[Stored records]
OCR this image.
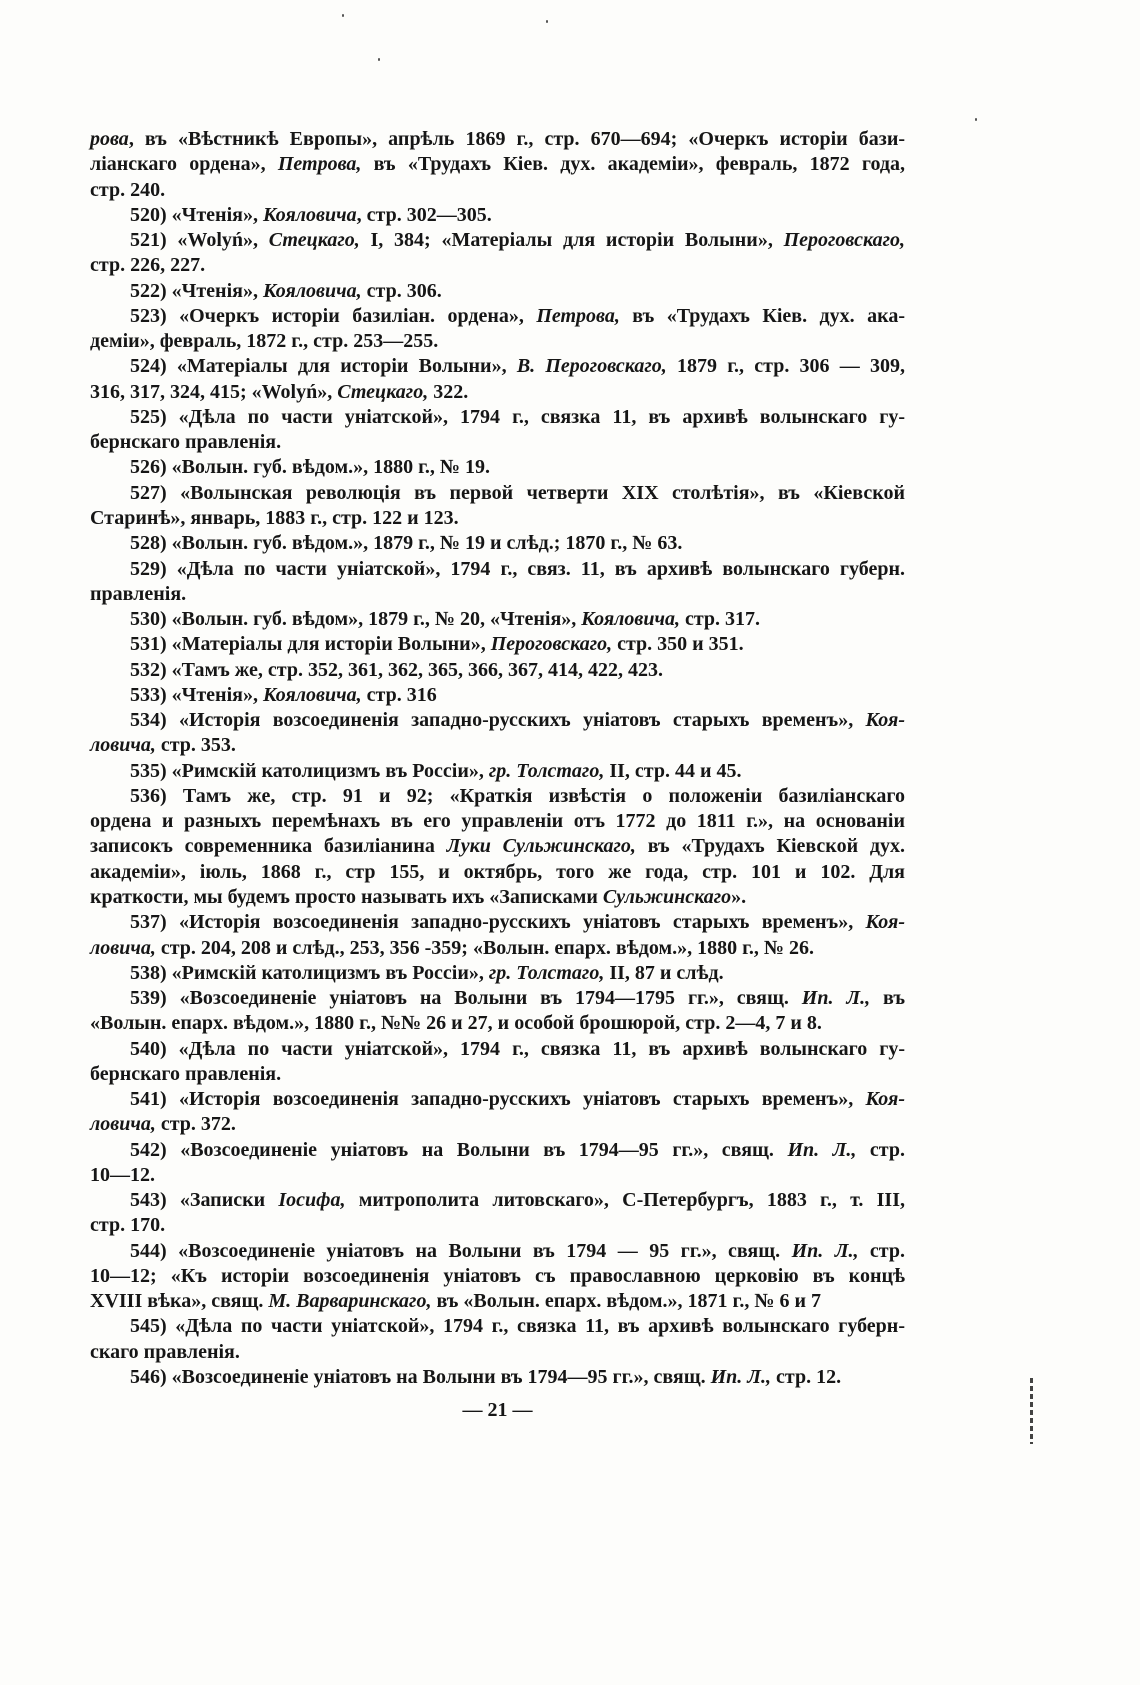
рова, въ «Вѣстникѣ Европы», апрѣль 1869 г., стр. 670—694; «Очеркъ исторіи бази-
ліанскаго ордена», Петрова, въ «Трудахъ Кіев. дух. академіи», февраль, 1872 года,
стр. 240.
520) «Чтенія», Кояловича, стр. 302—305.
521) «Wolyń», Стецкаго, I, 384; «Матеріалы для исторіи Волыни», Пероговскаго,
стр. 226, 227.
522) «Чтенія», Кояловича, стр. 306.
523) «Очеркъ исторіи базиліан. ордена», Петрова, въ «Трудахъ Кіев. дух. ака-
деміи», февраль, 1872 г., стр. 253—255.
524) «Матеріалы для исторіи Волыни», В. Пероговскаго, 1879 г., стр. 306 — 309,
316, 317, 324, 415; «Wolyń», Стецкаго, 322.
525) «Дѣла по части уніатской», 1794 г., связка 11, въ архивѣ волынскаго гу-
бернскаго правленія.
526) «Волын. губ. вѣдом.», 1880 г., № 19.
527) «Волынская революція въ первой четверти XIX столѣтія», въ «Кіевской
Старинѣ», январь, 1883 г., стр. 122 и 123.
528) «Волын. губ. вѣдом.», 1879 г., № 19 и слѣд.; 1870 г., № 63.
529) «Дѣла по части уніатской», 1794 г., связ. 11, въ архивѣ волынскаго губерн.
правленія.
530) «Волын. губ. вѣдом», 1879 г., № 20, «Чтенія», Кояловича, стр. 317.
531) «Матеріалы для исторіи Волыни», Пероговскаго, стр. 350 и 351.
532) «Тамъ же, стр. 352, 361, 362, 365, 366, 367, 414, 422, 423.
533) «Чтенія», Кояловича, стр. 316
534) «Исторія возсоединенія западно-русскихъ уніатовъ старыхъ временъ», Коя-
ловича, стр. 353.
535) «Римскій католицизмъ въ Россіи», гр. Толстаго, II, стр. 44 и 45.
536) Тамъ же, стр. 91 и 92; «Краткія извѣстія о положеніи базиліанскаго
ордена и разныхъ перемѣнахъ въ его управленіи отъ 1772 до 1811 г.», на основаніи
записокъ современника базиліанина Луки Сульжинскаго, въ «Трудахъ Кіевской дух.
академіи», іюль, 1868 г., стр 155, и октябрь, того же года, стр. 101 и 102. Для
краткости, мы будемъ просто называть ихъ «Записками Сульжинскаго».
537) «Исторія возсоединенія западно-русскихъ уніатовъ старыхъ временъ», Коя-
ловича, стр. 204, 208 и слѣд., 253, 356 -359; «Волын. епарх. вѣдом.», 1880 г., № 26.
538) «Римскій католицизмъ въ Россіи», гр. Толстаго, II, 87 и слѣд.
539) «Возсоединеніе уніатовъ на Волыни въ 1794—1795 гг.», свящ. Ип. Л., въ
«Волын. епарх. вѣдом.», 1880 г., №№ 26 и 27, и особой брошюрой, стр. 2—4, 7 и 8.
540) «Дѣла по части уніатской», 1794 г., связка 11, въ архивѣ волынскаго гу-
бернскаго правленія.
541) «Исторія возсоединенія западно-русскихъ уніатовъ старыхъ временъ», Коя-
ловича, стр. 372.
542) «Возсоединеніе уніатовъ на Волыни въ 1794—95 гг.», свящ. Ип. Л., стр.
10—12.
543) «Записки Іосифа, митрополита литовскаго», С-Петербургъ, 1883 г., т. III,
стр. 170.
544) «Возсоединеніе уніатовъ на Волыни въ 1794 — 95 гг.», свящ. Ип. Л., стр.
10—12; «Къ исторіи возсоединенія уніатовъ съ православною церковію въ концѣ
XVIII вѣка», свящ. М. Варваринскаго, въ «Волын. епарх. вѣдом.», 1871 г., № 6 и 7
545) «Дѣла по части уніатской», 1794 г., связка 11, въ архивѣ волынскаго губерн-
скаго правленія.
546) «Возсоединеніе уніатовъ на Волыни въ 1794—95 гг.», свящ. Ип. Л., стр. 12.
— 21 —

§ **Task description**: Without the pictures, print the whole listing exactly as given.

§ **Correct response**:
OCR this image.
рова, въ «Вѣстникѣ Европы», апрѣль 1869 г., стр. 670—694; «Очеркъ исторіи бази-
ліанскаго ордена», Петрова, въ «Трудахъ Кіев. дух. академіи», февраль, 1872 года,
стр. 240.
520) «Чтенія», Кояловича, стр. 302—305.
521) «Wolyń», Стецкаго, I, 384; «Матеріалы для исторіи Волыни», Пероговскаго,
стр. 226, 227.
522) «Чтенія», Кояловича, стр. 306.
523) «Очеркъ исторіи базиліан. ордена», Петрова, въ «Трудахъ Кіев. дух. ака-
деміи», февраль, 1872 г., стр. 253—255.
524) «Матеріалы для исторіи Волыни», В. Пероговскаго, 1879 г., стр. 306 — 309,
316, 317, 324, 415; «Wolyń», Стецкаго, 322.
525) «Дѣла по части уніатской», 1794 г., связка 11, въ архивѣ волынскаго гу-
бернскаго правленія.
526) «Волын. губ. вѣдом.», 1880 г., № 19.
527) «Волынская революція въ первой четверти XIX столѣтія», въ «Кіевской
Старинѣ», январь, 1883 г., стр. 122 и 123.
528) «Волын. губ. вѣдом.», 1879 г., № 19 и слѣд.; 1870 г., № 63.
529) «Дѣла по части уніатской», 1794 г., связ. 11, въ архивѣ волынскаго губерн.
правленія.
530) «Волын. губ. вѣдом», 1879 г., № 20, «Чтенія», Кояловича, стр. 317.
531) «Матеріалы для исторіи Волыни», Пероговскаго, стр. 350 и 351.
532) «Тамъ же, стр. 352, 361, 362, 365, 366, 367, 414, 422, 423.
533) «Чтенія», Кояловича, стр. 316
534) «Исторія возсоединенія западно-русскихъ уніатовъ старыхъ временъ», Коя-
ловича, стр. 353.
535) «Римскій католицизмъ въ Россіи», гр. Толстаго, II, стр. 44 и 45.
536) Тамъ же, стр. 91 и 92; «Краткія извѣстія о положеніи базиліанскаго
ордена и разныхъ перемѣнахъ въ его управленіи отъ 1772 до 1811 г.», на основаніи
записокъ современника базиліанина Луки Сульжинскаго, въ «Трудахъ Кіевской дух.
академіи», іюль, 1868 г., стр 155, и октябрь, того же года, стр. 101 и 102. Для
краткости, мы будемъ просто называть ихъ «Записками Сульжинскаго».
537) «Исторія возсоединенія западно-русскихъ уніатовъ старыхъ временъ», Коя-
ловича, стр. 204, 208 и слѣд., 253, 356 -359; «Волын. епарх. вѣдом.», 1880 г., № 26.
538) «Римскій католицизмъ въ Россіи», гр. Толстаго, II, 87 и слѣд.
539) «Возсоединеніе уніатовъ на Волыни въ 1794—1795 гг.», свящ. Ип. Л., въ
«Волын. епарх. вѣдом.», 1880 г., №№ 26 и 27, и особой брошюрой, стр. 2—4, 7 и 8.
540) «Дѣла по части уніатской», 1794 г., связка 11, въ архивѣ волынскаго гу-
бернскаго правленія.
541) «Исторія возсоединенія западно-русскихъ уніатовъ старыхъ временъ», Коя-
ловича, стр. 372.
542) «Возсоединеніе уніатовъ на Волыни въ 1794—95 гг.», свящ. Ип. Л., стр.
10—12.
543) «Записки Іосифа, митрополита литовскаго», С-Петербургъ, 1883 г., т. III,
стр. 170.
544) «Возсоединеніе уніатовъ на Волыни въ 1794 — 95 гг.», свящ. Ип. Л., стр.
10—12; «Къ исторіи возсоединенія уніатовъ съ православною церковію въ концѣ
XVIII вѣка», свящ. М. Варваринскаго, въ «Волын. епарх. вѣдом.», 1871 г., № 6 и 7
545) «Дѣла по части уніатской», 1794 г., связка 11, въ архивѣ волынскаго губерн-
скаго правленія.
546) «Возсоединеніе уніатовъ на Волыни въ 1794—95 гг.», свящ. Ип. Л., стр. 12.
— 21 —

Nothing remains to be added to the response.